▶ WORK TO DO: Reproduce the records below in full and word for word, excluding pictures.
***** MATERIAL FOR THIS TASK *****
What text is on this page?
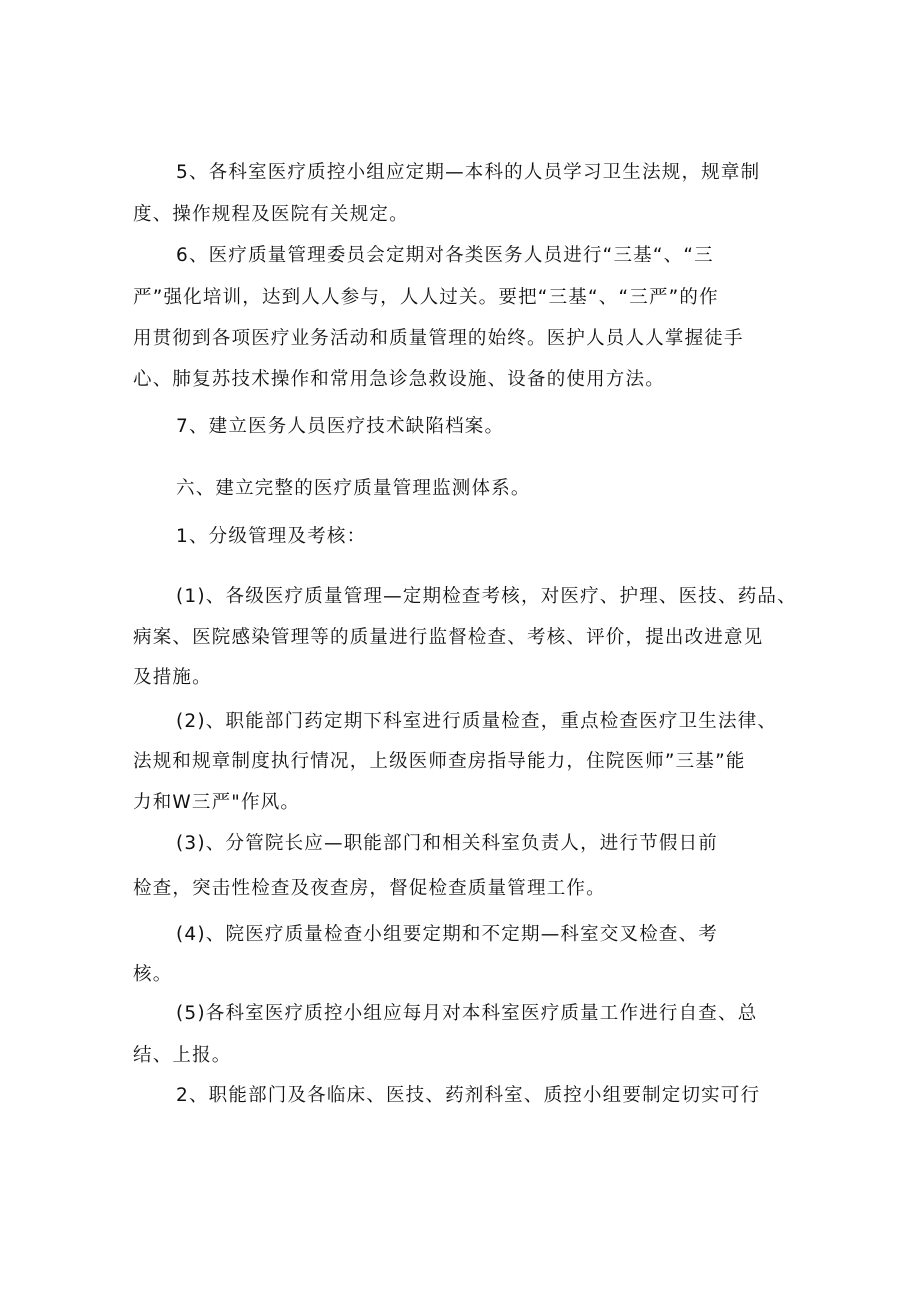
5、各科室医疗质控小组应定期—本科的人员学习卫生法规，规章制
度、操作规程及医院有关规定。
6、医疗质量管理委员会定期对各类医务人员进行“三基“、“三
严”强化培训，达到人人参与，人人过关。要把“三基“、“三严”的作
用贯彻到各项医疗业务活动和质量管理的始终。医护人员人人掌握徒手
心、肺复苏技术操作和常用急诊急救设施、设备的使用方法。
7、建立医务人员医疗技术缺陷档案。
六、建立完整的医疗质量管理监测体系。
1、分级管理及考核：
(1)、各级医疗质量管理—定期检查考核，对医疗、护理、医技、药品、
病案、医院感染管理等的质量进行监督检查、考核、评价，提出改进意见
及措施。
(2)、职能部门药定期下科室进行质量检查，重点检查医疗卫生法律、
法规和规章制度执行情况，上级医师查房指导能力，住院医师”三基”能
力和W三严"作风。
(3)、分管院长应—职能部门和相关科室负责人，进行节假日前
检查，突击性检查及夜查房，督促检查质量管理工作。
(4)、院医疗质量检查小组要定期和不定期—科室交叉检查、考
核。
(5)各科室医疗质控小组应每月对本科室医疗质量工作进行自查、总
结、上报。
2、职能部门及各临床、医技、药剂科室、质控小组要制定切实可行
*****
▶ RESPONSE TO THIS EXERCISE:
What text is on this page?
5、各科室医疗质控小组应定期—本科的人员学习卫生法规，规章制
度、操作规程及医院有关规定。
6、医疗质量管理委员会定期对各类医务人员进行“三基“、“三
严”强化培训，达到人人参与，人人过关。要把“三基“、“三严”的作
用贯彻到各项医疗业务活动和质量管理的始终。医护人员人人掌握徒手
心、肺复苏技术操作和常用急诊急救设施、设备的使用方法。
7、建立医务人员医疗技术缺陷档案。
六、建立完整的医疗质量管理监测体系。
1、分级管理及考核：
(1)、各级医疗质量管理—定期检查考核，对医疗、护理、医技、药品、
病案、医院感染管理等的质量进行监督检查、考核、评价，提出改进意见
及措施。
(2)、职能部门药定期下科室进行质量检查，重点检查医疗卫生法律、
法规和规章制度执行情况，上级医师查房指导能力，住院医师”三基”能
力和W三严"作风。
(3)、分管院长应—职能部门和相关科室负责人，进行节假日前
检查，突击性检查及夜查房，督促检查质量管理工作。
(4)、院医疗质量检查小组要定期和不定期—科室交叉检查、考
核。
(5)各科室医疗质控小组应每月对本科室医疗质量工作进行自查、总
结、上报。
2、职能部门及各临床、医技、药剂科室、质控小组要制定切实可行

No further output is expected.